+++ MATERIAL FOR THIS EXERCISE

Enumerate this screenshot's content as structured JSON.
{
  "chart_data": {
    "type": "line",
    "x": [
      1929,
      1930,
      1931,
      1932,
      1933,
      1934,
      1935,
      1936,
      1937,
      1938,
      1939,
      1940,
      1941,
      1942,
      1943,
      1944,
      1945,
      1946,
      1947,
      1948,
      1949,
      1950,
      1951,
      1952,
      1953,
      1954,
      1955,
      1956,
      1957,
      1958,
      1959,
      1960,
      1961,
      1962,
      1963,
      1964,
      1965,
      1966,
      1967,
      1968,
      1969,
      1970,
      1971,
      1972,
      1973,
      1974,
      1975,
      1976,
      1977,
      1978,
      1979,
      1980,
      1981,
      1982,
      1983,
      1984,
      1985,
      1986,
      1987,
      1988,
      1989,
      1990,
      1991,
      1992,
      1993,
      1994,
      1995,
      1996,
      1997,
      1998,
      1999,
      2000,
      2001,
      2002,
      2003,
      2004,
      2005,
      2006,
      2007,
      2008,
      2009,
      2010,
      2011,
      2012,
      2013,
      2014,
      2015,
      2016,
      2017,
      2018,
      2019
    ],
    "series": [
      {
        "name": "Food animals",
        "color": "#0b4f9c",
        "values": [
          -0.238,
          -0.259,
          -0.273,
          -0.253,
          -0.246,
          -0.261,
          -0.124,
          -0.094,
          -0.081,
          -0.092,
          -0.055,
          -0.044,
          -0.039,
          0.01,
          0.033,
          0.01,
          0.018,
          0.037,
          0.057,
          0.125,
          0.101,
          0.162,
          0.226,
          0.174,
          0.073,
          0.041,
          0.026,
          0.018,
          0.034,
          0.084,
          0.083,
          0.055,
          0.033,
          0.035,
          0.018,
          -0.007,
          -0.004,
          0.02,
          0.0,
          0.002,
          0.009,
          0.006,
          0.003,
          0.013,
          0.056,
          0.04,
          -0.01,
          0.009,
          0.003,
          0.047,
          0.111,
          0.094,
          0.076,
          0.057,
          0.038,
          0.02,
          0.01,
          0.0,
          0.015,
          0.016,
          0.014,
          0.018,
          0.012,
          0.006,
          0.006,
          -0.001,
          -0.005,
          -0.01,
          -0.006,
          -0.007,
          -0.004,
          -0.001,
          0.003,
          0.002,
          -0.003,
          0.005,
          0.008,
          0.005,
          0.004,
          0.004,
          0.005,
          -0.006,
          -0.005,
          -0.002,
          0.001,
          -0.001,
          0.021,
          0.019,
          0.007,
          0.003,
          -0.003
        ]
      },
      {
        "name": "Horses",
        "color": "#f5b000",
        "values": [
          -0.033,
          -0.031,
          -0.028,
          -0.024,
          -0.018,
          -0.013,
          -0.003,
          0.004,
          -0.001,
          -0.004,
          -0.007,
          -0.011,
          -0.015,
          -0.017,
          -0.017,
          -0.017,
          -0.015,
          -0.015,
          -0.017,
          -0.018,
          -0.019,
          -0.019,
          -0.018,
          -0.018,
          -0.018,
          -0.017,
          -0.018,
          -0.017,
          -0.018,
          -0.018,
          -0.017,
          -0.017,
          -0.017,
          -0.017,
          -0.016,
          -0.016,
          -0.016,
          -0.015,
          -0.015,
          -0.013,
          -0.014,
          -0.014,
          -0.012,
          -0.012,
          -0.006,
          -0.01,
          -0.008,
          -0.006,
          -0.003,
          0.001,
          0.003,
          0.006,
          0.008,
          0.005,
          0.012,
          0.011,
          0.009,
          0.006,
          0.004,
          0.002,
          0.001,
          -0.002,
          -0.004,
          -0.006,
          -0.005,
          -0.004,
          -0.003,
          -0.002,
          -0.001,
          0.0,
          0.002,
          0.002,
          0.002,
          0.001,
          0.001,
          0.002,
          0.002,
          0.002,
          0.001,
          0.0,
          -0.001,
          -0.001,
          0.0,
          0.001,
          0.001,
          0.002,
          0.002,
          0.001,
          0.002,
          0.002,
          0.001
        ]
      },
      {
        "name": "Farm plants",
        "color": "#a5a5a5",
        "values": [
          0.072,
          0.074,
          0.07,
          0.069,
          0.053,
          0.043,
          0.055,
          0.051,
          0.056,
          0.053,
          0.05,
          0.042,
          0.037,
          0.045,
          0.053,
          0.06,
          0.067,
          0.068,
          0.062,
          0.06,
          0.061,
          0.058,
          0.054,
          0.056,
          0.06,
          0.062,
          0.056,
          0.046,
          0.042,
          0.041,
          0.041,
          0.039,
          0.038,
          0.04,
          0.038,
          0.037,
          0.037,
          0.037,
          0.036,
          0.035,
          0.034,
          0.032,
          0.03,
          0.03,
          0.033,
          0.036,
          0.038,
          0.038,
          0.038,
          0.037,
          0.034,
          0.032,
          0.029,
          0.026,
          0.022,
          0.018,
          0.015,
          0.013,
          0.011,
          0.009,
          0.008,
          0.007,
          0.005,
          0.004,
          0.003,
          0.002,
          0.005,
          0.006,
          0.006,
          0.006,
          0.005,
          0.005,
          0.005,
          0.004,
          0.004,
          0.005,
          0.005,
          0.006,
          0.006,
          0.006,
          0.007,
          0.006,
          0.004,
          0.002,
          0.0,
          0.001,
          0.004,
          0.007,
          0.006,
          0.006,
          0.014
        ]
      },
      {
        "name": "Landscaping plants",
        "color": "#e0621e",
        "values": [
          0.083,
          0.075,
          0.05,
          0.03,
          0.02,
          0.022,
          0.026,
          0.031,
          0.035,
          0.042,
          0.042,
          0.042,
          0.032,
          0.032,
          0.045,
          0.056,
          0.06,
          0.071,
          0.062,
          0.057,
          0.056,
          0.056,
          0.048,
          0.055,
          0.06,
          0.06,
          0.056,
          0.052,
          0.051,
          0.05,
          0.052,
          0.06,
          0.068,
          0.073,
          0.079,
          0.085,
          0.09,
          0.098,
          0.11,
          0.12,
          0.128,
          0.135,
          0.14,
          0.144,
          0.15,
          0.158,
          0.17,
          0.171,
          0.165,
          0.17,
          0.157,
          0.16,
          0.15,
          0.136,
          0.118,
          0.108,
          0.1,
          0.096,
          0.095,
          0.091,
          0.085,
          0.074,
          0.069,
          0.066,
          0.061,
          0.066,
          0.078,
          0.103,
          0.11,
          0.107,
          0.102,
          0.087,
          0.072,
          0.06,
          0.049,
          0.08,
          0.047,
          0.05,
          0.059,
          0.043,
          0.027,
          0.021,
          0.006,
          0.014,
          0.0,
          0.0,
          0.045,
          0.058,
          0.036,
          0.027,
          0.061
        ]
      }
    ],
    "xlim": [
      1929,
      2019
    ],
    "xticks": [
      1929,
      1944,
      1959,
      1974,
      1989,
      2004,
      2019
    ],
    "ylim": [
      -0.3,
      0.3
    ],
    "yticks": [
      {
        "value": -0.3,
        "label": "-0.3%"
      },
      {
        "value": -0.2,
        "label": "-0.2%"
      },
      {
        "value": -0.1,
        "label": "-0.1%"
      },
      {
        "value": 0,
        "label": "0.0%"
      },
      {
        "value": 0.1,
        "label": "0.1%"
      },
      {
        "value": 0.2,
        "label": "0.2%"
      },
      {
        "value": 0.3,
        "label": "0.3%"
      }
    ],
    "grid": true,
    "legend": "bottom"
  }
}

++++++

• [TASK INSTRUCTIONS]
Single out each line of the records above with the string "color" in it, and copy it.

• [COMPLETED EXERCISE]
        "color": "#0b4f9c",
        "color": "#f5b000",
        "color": "#a5a5a5",
        "color": "#e0621e",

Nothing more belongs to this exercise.